▶ Exercise set:
1. Answer these from the DBS passage, one per line:
(a) How many PD patients took part in the first study of constant-current DBS?
(b) How many contacts did the novel electrode in the current steering study have?
(c) Which two brain regions is the University of Florida group exploring for freezing of gait?
2. List every brain region that the DBS passage names by abbreviation.
3. Reproduce the DBS passage from "The concept of" to "studies are needed.", word for word.

▶ Page extract:
┄┄┄┄┄┄┄┄┄┄

Impedance is the amount of voltage required to deliver electricity divided by the resistance (Ohm’s law), and plays a critical role in how stimulation is delivered to the brain. Constant-current DBS systems are devices that hold impedance steady [87]. In the first study assessing the safety and efficacy of constant-current DBS, 136 PD patients underwent bilateral STN implantation and were randomly assigned to receive immediate vs. delayed stimulation [88]. Both groups revealed an increase in the duration of good quality “on” time after 3 months, significantly greater in the stimulation group (difference 2.51 h, p = 0.003) and UPDRS part-III scores improved by 39 % from the baseline in immediate stimulation group. A recent single-center study comparing safety and clinical impact of constant-current vs. constant-voltage STN DBS in PD patients, revealed no significant differences in motor scores between the electricity delivery methods after 2 years of surgery [89]. Although these were small studies, constant-current devices seem to be a promising method to delivery electricity to a changing brain. There is little information available on direct comparisons between voltage and constant current devices, and there may also be advantages of constant current in high current density situations (dystonia).

The concept of current steering refers to the use of multiple stimulation sources to direct current flow through targeted regions of brain tissue. There are several new systems where segmented electrodes will be able to shape the electrical field to activate targeted neural pathways without activating unwanted side effects [90, 91]. A recent single-center, performance and safety study where 8 PD patients underwent bilateral STN implantation, showed that stimulation with a novel 32-contact electrode was safe, capable of reproducing effects equivalent to standard electrodes, and could selectively and positively influence the thresholds for programming [92]. Whilst this study suggested that current steering devices could improve DBS effectiveness and limit side effects, more studies are needed.

Responsive or adaptive DBS systems have focused on interpreting brain electrical or neurochemical activity and use it as feedback to control delivery of therapeutic electrical stimulation [93, 94]. This cutting-edge technology is designed to “close the loop” by adjusting stimulation parameters according to the neural feedback recorded either coming from deep brain structures or from cortical feedback [94]. Recent proof-of-principle studies have shown that by personalizing and optimizing stimulation parameters in real time, efficacy and efficiency of continuous DBS could potentially be improved [9598]. The clinical trial BrainRadio (NCT01990313) is currently enrolling patients and is using the Model 37604 Activa PC + S (Medtronic, Inc.) which is a multiprogrammable device that can deliver therapeutic electrical stimulation and record bioelectric signals from leads implanted in the brain. Our group at the University of Florida is currently recruiting patients to explore DBS in two specific brain regions (GPi + PPN) for freezing of gait in PD (NCT02318927). These studies will help us better understand the pathophysiology of the disease and hopefully it will improve clinical outcomes.

To date, DBS has been shown to be an effective therapy for selected patients with PD. There have been rapid advances in neuroengineering, and new “smart” DBS stimulation delivery systems are in development to improve the effectiveness and efficacy of this therapy.

┄┄┄┄┄┄┄┄┄┄

▶ Entries supplied:
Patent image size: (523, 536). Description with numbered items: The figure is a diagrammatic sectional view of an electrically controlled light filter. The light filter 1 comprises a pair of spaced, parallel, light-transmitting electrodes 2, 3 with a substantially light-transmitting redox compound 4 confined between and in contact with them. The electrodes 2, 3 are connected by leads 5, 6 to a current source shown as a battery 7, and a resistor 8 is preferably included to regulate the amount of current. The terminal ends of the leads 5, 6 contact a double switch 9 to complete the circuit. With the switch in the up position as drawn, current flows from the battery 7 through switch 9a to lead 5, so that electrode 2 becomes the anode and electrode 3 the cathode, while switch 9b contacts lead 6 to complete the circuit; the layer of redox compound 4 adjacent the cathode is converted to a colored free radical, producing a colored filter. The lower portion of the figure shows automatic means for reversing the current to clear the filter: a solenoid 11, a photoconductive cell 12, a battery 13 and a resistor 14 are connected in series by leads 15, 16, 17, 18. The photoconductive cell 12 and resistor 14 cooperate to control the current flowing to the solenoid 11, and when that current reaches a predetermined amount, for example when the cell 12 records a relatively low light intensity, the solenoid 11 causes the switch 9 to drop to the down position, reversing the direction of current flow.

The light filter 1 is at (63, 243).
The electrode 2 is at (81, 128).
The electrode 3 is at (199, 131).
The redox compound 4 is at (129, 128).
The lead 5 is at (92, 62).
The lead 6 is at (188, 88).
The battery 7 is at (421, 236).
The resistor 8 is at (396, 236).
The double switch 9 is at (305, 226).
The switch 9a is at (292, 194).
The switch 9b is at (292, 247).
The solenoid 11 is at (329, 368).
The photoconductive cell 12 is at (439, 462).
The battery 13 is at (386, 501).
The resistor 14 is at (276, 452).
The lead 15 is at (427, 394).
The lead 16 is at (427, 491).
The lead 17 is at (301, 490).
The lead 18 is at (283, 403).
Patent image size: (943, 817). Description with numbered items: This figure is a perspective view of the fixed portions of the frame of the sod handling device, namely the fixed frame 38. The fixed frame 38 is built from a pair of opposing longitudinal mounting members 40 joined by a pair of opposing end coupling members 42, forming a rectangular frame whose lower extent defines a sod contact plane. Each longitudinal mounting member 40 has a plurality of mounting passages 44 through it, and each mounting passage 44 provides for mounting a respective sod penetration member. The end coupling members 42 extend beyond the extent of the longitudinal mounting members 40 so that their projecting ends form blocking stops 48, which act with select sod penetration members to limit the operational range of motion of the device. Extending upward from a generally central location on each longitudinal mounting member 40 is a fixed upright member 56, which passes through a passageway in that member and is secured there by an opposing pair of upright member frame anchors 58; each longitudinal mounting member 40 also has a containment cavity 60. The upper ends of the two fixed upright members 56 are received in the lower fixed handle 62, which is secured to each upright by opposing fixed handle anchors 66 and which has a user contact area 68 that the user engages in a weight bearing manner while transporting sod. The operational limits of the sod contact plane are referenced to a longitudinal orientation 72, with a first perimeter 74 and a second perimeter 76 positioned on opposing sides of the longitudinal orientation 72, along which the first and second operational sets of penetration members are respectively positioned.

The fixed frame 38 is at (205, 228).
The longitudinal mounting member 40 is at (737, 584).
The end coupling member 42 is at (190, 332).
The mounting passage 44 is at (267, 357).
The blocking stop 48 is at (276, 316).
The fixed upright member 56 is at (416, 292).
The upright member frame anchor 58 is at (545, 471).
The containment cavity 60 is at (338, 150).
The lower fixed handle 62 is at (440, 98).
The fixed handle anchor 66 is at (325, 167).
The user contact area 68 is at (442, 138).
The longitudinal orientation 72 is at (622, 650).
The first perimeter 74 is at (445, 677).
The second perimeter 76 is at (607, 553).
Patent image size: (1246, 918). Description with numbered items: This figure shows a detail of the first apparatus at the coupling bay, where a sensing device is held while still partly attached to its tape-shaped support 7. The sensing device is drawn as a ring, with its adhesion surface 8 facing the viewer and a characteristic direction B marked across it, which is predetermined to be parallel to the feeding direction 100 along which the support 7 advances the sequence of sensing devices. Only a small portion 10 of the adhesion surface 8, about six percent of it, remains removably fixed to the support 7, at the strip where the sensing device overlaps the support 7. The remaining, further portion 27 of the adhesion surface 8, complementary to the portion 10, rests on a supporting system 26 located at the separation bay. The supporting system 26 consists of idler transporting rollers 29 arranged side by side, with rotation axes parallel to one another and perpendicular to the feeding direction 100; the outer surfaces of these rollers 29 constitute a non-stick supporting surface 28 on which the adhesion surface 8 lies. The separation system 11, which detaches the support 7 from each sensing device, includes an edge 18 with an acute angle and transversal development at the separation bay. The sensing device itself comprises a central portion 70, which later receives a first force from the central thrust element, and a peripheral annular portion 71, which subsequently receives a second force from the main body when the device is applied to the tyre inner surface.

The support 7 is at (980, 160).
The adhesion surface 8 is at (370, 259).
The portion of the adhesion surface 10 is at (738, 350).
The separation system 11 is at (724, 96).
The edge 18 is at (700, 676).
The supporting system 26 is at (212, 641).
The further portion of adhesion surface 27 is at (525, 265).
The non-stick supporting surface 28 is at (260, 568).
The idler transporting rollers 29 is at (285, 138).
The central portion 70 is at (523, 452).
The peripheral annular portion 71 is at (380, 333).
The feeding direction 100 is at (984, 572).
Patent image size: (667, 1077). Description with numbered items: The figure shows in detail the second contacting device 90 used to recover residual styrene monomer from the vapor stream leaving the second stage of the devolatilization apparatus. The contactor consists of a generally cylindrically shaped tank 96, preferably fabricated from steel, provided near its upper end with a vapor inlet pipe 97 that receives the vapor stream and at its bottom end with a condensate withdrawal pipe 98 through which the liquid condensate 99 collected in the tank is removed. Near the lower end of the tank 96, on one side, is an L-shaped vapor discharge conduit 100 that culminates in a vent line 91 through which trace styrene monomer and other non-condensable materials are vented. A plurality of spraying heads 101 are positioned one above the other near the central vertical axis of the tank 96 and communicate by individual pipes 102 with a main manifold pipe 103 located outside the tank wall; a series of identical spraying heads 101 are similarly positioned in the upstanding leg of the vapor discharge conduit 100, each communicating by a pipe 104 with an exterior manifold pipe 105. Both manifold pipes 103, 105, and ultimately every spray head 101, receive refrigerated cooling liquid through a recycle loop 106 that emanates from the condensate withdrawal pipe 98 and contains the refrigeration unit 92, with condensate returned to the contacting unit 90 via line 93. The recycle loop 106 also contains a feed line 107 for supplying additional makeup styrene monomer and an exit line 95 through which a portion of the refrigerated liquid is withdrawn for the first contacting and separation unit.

┄┄┄┄┄┄┄┄┄┄

▶ Per-task outputs:
1.
(a) 136
(b) 32
(c) GPi and PPN

2. STN, GPi, PPN

3.
The concept of current steering refers to the use of multiple stimulation sources to direct current flow through targeted regions of brain tissue. There are several new systems where segmented electrodes will be able to shape the electrical field to activate targeted neural pathways without activating unwanted side effects [90, 91]. A recent single-center, performance and safety study where 8 PD patients underwent bilateral STN implantation, showed that stimulation with a novel 32-contact electrode was safe, capable of reproducing effects equivalent to standard electrodes, and could selectively and positively influence the thresholds for programming [92]. Whilst this study suggested that current steering devices could improve DBS effectiveness and limit side effects, more studies are needed.